SOURCE RECORDS —
## start

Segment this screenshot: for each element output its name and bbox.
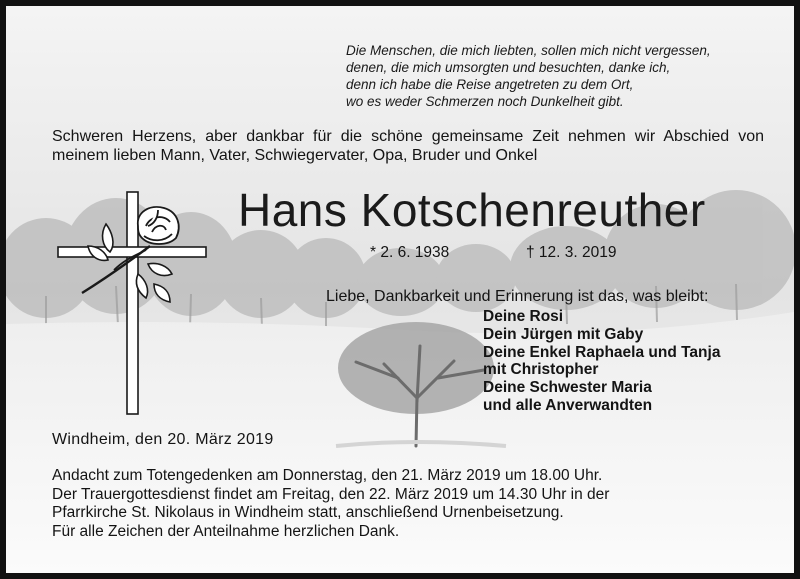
death-date: † 12. 3. 2019 — [526, 244, 617, 261]
birth-date: * 2. 6. 1938 — [370, 244, 450, 261]
details-line: Der Trauergottesdienst findet am Freitag, den 22. März 2019 um 14.30 Uhr in der — [52, 485, 610, 503]
cross-icon — [54, 190, 214, 418]
poem-line: denn ich habe die Reise angetreten zu dem Ort, — [346, 77, 634, 92]
poem-line: Die Menschen, die mich liebten, sollen mich nicht vergessen, — [346, 43, 711, 58]
farewell-intro: Schweren Herzens, aber dankbar für die schöne gemeinsame Zeit nehmen wir Abschied von meinem lieben Mann, Vater, Schwiegervater, Opa, Bruder und Onkel — [52, 128, 764, 164]
mourner-line: Deine Rosi — [483, 308, 564, 325]
memorial-poem — [346, 42, 776, 110]
mourner-line: mit Christopher — [483, 361, 599, 379]
place-and-date: Windheim, den 20. März 2019 — [52, 431, 274, 448]
deceased-name: Hans Kotschenreuther — [238, 184, 706, 236]
mourner-line: Dein Jürgen mit Gaby — [483, 325, 644, 343]
mourner-line: Deine Schwester Maria — [483, 379, 652, 397]
poem-line: denen, die mich umsorgten und besuchten, danke ich, — [346, 60, 671, 75]
mourners-list — [483, 308, 720, 415]
mourner-line: und alle Anverwandten — [483, 396, 653, 414]
poem-line: wo es weder Schmerzen noch Dunkelheit gibt. — [346, 94, 624, 109]
details-line: Für alle Zeichen der Anteilnahme herzlichen Dank. — [52, 522, 400, 540]
service-details — [52, 467, 772, 541]
details-line: Andacht zum Totengedenken am Donnerstag, den 21. März 2019 um 18.00 Uhr. — [52, 467, 603, 484]
mourner-line: Deine Enkel Raphaela und Tanja — [483, 343, 721, 361]
legacy-line: Liebe, Dankbarkeit und Erinnerung ist das, was bleibt: — [326, 288, 709, 305]
details-line: Pfarrkirche St. Nikolaus in Windheim statt, anschließend Urnenbeisetzung. — [52, 504, 564, 521]
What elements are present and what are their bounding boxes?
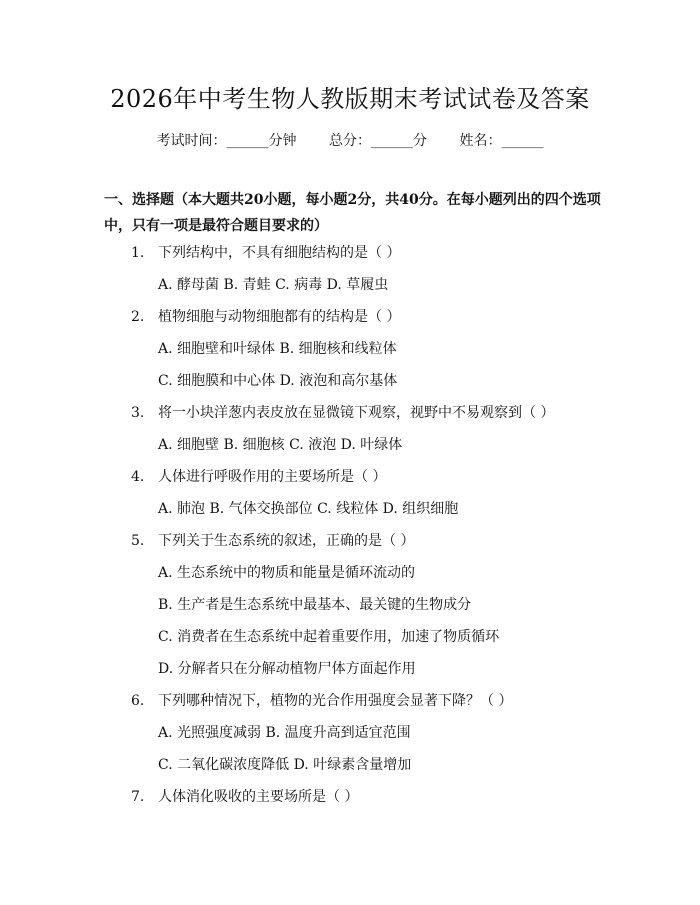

## end

EXERCISE DETAILS — Copy out the lines of the material above without any change, starting at the line containing "death-date: † 12." and running through the line containing "details-line: Andacht zum", both included.

THE SOLUTION —
death-date: † 12. 3. 2019 — [526, 244, 617, 261]
birth-date: * 2. 6. 1938 — [370, 244, 450, 261]
details-line: Der Trauergottesdienst findet am Freitag, den 22. März 2019 um 14.30 Uhr in der — [52, 485, 610, 503]
cross-icon — [54, 190, 214, 418]
poem-line: denn ich habe die Reise angetreten zu dem Ort, — [346, 77, 634, 92]
poem-line: Die Menschen, die mich liebten, sollen mich nicht vergessen, — [346, 43, 711, 58]
farewell-intro: Schweren Herzens, aber dankbar für die schöne gemeinsame Zeit nehmen wir Abschied von meinem lieben Mann, Vater, Schwiegervater, Opa, Bruder und Onkel — [52, 128, 764, 164]
mourner-line: Deine Rosi — [483, 308, 564, 325]
memorial-poem — [346, 42, 776, 110]
mourner-line: mit Christopher — [483, 361, 599, 379]
place-and-date: Windheim, den 20. März 2019 — [52, 431, 274, 448]
deceased-name: Hans Kotschenreuther — [238, 184, 706, 236]
mourner-line: Dein Jürgen mit Gaby — [483, 325, 644, 343]
mourner-line: Deine Schwester Maria — [483, 379, 652, 397]
poem-line: denen, die mich umsorgten und besuchten, danke ich, — [346, 60, 671, 75]
mourners-list — [483, 308, 720, 415]
mourner-line: und alle Anverwandten — [483, 396, 653, 414]
poem-line: wo es weder Schmerzen noch Dunkelheit gibt. — [346, 94, 624, 109]
details-line: Für alle Zeichen der Anteilnahme herzlichen Dank. — [52, 522, 400, 540]
service-details — [52, 467, 772, 541]
details-line: Andacht zum Totengedenken am Donnerstag, den 21. März 2019 um 18.00 Uhr. — [52, 467, 603, 484]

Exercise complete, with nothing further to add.